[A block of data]

■ ■ ■ ■ ■

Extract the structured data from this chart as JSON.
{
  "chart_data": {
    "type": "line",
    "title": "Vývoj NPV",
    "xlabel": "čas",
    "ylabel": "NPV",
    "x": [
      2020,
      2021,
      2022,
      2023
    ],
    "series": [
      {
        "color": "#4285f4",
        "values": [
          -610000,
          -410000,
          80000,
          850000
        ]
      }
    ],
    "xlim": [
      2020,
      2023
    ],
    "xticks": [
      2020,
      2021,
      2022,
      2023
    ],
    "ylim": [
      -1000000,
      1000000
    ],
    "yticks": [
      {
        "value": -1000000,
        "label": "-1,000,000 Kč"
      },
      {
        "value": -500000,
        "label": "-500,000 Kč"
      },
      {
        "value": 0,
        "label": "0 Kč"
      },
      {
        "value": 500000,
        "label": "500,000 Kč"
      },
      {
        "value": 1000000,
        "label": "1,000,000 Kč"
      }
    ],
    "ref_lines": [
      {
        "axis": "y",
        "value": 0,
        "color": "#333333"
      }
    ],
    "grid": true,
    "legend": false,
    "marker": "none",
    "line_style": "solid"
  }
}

■ ■ ■ ■ ■

WHAT THIS TASK INVOLVES - Write out the full listing exactly as given.

TASK RESULT -
Extract the structured data from this chart as JSON.
{
  "chart_data": {
    "type": "line",
    "title": "Vývoj NPV",
    "xlabel": "čas",
    "ylabel": "NPV",
    "x": [
      2020,
      2021,
      2022,
      2023
    ],
    "series": [
      {
        "color": "#4285f4",
        "values": [
          -610000,
          -410000,
          80000,
          850000
        ]
      }
    ],
    "xlim": [
      2020,
      2023
    ],
    "xticks": [
      2020,
      2021,
      2022,
      2023
    ],
    "ylim": [
      -1000000,
      1000000
    ],
    "yticks": [
      {
        "value": -1000000,
        "label": "-1,000,000 Kč"
      },
      {
        "value": -500000,
        "label": "-500,000 Kč"
      },
      {
        "value": 0,
        "label": "0 Kč"
      },
      {
        "value": 500000,
        "label": "500,000 Kč"
      },
      {
        "value": 1000000,
        "label": "1,000,000 Kč"
      }
    ],
    "ref_lines": [
      {
        "axis": "y",
        "value": 0,
        "color": "#333333"
      }
    ],
    "grid": true,
    "legend": false,
    "marker": "none",
    "line_style": "solid"
  }
}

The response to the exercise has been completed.